■ **Stated exercise**: Copy all lines in which the word "value" can be found.

■ **Records provided**:
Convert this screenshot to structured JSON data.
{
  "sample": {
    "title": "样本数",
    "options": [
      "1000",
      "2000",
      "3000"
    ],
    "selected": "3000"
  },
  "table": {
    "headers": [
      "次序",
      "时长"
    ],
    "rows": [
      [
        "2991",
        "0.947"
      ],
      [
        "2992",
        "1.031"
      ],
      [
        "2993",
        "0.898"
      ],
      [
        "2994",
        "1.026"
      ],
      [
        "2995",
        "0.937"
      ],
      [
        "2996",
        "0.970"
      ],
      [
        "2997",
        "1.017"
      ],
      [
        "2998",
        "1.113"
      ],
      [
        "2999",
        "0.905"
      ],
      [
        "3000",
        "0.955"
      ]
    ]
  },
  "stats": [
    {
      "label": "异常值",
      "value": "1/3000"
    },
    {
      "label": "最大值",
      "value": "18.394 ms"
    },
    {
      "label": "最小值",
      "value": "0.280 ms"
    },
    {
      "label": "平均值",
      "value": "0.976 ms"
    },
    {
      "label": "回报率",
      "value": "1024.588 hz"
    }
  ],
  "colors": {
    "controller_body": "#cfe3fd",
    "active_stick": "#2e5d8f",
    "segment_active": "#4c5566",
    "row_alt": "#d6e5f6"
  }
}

■ **Finished exercise**:
      "value": "1/3000"
      "value": "18.394 ms"
      "value": "0.280 ms"
      "value": "0.976 ms"
      "value": "1024.588 hz"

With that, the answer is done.